Material for the task start

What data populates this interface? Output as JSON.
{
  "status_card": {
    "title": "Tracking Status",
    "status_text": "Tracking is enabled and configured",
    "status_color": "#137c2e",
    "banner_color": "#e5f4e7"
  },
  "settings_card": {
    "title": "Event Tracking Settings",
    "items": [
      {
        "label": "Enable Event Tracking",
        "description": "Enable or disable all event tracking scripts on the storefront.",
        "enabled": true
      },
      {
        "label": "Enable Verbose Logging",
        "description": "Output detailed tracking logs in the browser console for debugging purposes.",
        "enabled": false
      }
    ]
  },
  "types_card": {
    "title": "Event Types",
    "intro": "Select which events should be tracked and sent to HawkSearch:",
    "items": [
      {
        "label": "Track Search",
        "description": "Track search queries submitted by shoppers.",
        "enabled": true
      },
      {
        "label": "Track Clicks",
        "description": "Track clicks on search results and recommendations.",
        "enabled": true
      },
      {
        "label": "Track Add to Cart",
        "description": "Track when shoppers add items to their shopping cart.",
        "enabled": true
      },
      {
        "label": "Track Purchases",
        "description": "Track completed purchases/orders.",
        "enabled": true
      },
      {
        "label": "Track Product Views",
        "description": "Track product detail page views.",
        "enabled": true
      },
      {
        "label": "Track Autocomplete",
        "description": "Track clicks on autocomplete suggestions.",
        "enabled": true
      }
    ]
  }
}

Material for the task end

**Exercise brief**
Reproduce the entries above in full, verbatim.

**Finished exercise**
What data populates this interface? Output as JSON.
{
  "status_card": {
    "title": "Tracking Status",
    "status_text": "Tracking is enabled and configured",
    "status_color": "#137c2e",
    "banner_color": "#e5f4e7"
  },
  "settings_card": {
    "title": "Event Tracking Settings",
    "items": [
      {
        "label": "Enable Event Tracking",
        "description": "Enable or disable all event tracking scripts on the storefront.",
        "enabled": true
      },
      {
        "label": "Enable Verbose Logging",
        "description": "Output detailed tracking logs in the browser console for debugging purposes.",
        "enabled": false
      }
    ]
  },
  "types_card": {
    "title": "Event Types",
    "intro": "Select which events should be tracked and sent to HawkSearch:",
    "items": [
      {
        "label": "Track Search",
        "description": "Track search queries submitted by shoppers.",
        "enabled": true
      },
      {
        "label": "Track Clicks",
        "description": "Track clicks on search results and recommendations.",
        "enabled": true
      },
      {
        "label": "Track Add to Cart",
        "description": "Track when shoppers add items to their shopping cart.",
        "enabled": true
      },
      {
        "label": "Track Purchases",
        "description": "Track completed purchases/orders.",
        "enabled": true
      },
      {
        "label": "Track Product Views",
        "description": "Track product detail page views.",
        "enabled": true
      },
      {
        "label": "Track Autocomplete",
        "description": "Track clicks on autocomplete suggestions.",
        "enabled": true
      }
    ]
  }
}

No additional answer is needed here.